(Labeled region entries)
>>>
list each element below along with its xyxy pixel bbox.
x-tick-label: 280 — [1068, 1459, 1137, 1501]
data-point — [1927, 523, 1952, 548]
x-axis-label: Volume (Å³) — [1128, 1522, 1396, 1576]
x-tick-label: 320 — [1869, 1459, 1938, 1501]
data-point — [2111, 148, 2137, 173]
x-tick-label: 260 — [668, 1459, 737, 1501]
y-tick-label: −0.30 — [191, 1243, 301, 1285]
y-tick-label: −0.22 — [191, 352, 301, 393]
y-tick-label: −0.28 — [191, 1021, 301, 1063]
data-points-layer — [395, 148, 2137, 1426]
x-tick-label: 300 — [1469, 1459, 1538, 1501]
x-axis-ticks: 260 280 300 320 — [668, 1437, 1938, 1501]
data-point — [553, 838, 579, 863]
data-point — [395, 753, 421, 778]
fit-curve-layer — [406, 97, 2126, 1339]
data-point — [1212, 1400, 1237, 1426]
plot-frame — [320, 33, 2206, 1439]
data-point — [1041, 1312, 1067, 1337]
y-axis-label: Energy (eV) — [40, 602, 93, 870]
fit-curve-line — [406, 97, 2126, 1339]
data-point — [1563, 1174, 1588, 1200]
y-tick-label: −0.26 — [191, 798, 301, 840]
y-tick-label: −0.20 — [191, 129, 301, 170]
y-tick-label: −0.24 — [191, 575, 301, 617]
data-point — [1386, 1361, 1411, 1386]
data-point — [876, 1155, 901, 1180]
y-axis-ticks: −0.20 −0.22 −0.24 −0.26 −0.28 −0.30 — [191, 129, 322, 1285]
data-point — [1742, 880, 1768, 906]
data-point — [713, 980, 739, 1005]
<<<
:: Task prompt ::
Rewrite all of the labeled region entries above, replacing each "x-tick-label" with "horizontal tick label" and leaving the rest unchanged.

:: Final result ::
list each element below along with its xyxy pixel bbox.
horizontal tick label: 280 — [1068, 1459, 1137, 1501]
data-point — [1927, 523, 1952, 548]
x-axis-label: Volume (Å³) — [1128, 1522, 1396, 1576]
horizontal tick label: 320 — [1869, 1459, 1938, 1501]
data-point — [2111, 148, 2137, 173]
horizontal tick label: 260 — [668, 1459, 737, 1501]
y-tick-label: −0.30 — [191, 1243, 301, 1285]
y-tick-label: −0.22 — [191, 352, 301, 393]
y-tick-label: −0.28 — [191, 1021, 301, 1063]
data-points-layer — [395, 148, 2137, 1426]
horizontal tick label: 300 — [1469, 1459, 1538, 1501]
x-axis-ticks: 260 280 300 320 — [668, 1437, 1938, 1501]
data-point — [553, 838, 579, 863]
data-point — [395, 753, 421, 778]
fit-curve-layer — [406, 97, 2126, 1339]
data-point — [1212, 1400, 1237, 1426]
plot-frame — [320, 33, 2206, 1439]
data-point — [1041, 1312, 1067, 1337]
y-axis-label: Energy (eV) — [40, 602, 93, 870]
fit-curve-line — [406, 97, 2126, 1339]
data-point — [1563, 1174, 1588, 1200]
y-tick-label: −0.26 — [191, 798, 301, 840]
y-tick-label: −0.20 — [191, 129, 301, 170]
y-tick-label: −0.24 — [191, 575, 301, 617]
data-point — [1386, 1361, 1411, 1386]
data-point — [876, 1155, 901, 1180]
y-axis-ticks: −0.20 −0.22 −0.24 −0.26 −0.28 −0.30 — [191, 129, 322, 1285]
data-point — [1742, 880, 1768, 906]
data-point — [713, 980, 739, 1005]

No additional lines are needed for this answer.